● **INSTRUCTION**
Retype the records below exactly as they appear.

● **MATERIAL PROVIDED**
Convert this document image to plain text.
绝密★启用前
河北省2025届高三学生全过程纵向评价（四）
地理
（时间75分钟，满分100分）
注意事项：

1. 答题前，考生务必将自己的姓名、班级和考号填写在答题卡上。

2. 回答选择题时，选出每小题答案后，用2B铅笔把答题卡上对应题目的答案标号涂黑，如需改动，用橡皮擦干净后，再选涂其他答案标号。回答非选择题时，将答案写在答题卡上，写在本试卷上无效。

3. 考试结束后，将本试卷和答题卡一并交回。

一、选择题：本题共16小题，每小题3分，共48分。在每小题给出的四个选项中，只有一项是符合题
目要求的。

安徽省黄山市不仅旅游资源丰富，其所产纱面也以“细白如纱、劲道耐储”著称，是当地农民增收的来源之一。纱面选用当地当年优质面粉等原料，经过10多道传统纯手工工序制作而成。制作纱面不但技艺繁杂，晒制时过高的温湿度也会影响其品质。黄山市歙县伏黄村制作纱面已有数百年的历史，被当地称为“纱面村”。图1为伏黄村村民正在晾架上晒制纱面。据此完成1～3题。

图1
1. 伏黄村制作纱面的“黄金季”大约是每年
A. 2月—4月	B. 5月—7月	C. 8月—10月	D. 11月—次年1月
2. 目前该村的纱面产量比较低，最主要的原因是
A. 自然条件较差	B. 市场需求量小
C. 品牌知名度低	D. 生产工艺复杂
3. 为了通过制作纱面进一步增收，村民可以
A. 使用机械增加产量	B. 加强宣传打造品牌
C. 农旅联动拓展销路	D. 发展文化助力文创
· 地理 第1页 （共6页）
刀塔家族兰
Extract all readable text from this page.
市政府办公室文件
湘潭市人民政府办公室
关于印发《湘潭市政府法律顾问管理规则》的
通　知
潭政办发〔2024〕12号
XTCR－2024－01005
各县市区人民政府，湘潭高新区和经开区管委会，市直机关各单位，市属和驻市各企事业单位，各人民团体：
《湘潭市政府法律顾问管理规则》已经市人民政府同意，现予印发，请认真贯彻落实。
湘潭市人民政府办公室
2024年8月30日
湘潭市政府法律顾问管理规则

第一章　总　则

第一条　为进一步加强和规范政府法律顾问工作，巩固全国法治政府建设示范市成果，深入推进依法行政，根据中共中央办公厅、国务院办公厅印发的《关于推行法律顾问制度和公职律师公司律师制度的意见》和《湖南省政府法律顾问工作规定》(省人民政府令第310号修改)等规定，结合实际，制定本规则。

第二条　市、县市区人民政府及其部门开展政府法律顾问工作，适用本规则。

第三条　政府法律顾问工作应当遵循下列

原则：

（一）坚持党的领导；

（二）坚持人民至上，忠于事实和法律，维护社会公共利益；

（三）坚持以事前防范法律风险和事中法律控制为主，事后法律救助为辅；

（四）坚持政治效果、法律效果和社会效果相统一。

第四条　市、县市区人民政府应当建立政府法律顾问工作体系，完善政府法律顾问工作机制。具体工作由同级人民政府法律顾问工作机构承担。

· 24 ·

● **COMPLETED EXERCISE**
Convert this document image to plain text.
绝密★启用前
河北省2025届高三学生全过程纵向评价（四）
地理
（时间75分钟，满分100分）
注意事项：

1. 答题前，考生务必将自己的姓名、班级和考号填写在答题卡上。

2. 回答选择题时，选出每小题答案后，用2B铅笔把答题卡上对应题目的答案标号涂黑，如需改动，用橡皮擦干净后，再选涂其他答案标号。回答非选择题时，将答案写在答题卡上，写在本试卷上无效。

3. 考试结束后，将本试卷和答题卡一并交回。

一、选择题：本题共16小题，每小题3分，共48分。在每小题给出的四个选项中，只有一项是符合题
目要求的。

安徽省黄山市不仅旅游资源丰富，其所产纱面也以“细白如纱、劲道耐储”著称，是当地农民增收的来源之一。纱面选用当地当年优质面粉等原料，经过10多道传统纯手工工序制作而成。制作纱面不但技艺繁杂，晒制时过高的温湿度也会影响其品质。黄山市歙县伏黄村制作纱面已有数百年的历史，被当地称为“纱面村”。图1为伏黄村村民正在晾架上晒制纱面。据此完成1～3题。

图1
1. 伏黄村制作纱面的“黄金季”大约是每年
A. 2月—4月	B. 5月—7月	C. 8月—10月	D. 11月—次年1月
2. 目前该村的纱面产量比较低，最主要的原因是
A. 自然条件较差	B. 市场需求量小
C. 品牌知名度低	D. 生产工艺复杂
3. 为了通过制作纱面进一步增收，村民可以
A. 使用机械增加产量	B. 加强宣传打造品牌
C. 农旅联动拓展销路	D. 发展文化助力文创
· 地理 第1页 （共6页）
刀塔家族兰
Extract all readable text from this page.
市政府办公室文件
湘潭市人民政府办公室
关于印发《湘潭市政府法律顾问管理规则》的
通　知
潭政办发〔2024〕12号
XTCR－2024－01005
各县市区人民政府，湘潭高新区和经开区管委会，市直机关各单位，市属和驻市各企事业单位，各人民团体：
《湘潭市政府法律顾问管理规则》已经市人民政府同意，现予印发，请认真贯彻落实。
湘潭市人民政府办公室
2024年8月30日
湘潭市政府法律顾问管理规则

第一章　总　则

第一条　为进一步加强和规范政府法律顾问工作，巩固全国法治政府建设示范市成果，深入推进依法行政，根据中共中央办公厅、国务院办公厅印发的《关于推行法律顾问制度和公职律师公司律师制度的意见》和《湖南省政府法律顾问工作规定》(省人民政府令第310号修改)等规定，结合实际，制定本规则。

第二条　市、县市区人民政府及其部门开展政府法律顾问工作，适用本规则。

第三条　政府法律顾问工作应当遵循下列

原则：

（一）坚持党的领导；

（二）坚持人民至上，忠于事实和法律，维护社会公共利益；

（三）坚持以事前防范法律风险和事中法律控制为主，事后法律救助为辅；

（四）坚持政治效果、法律效果和社会效果相统一。

第四条　市、县市区人民政府应当建立政府法律顾问工作体系，完善政府法律顾问工作机制。具体工作由同级人民政府法律顾问工作机构承担。

· 24 ·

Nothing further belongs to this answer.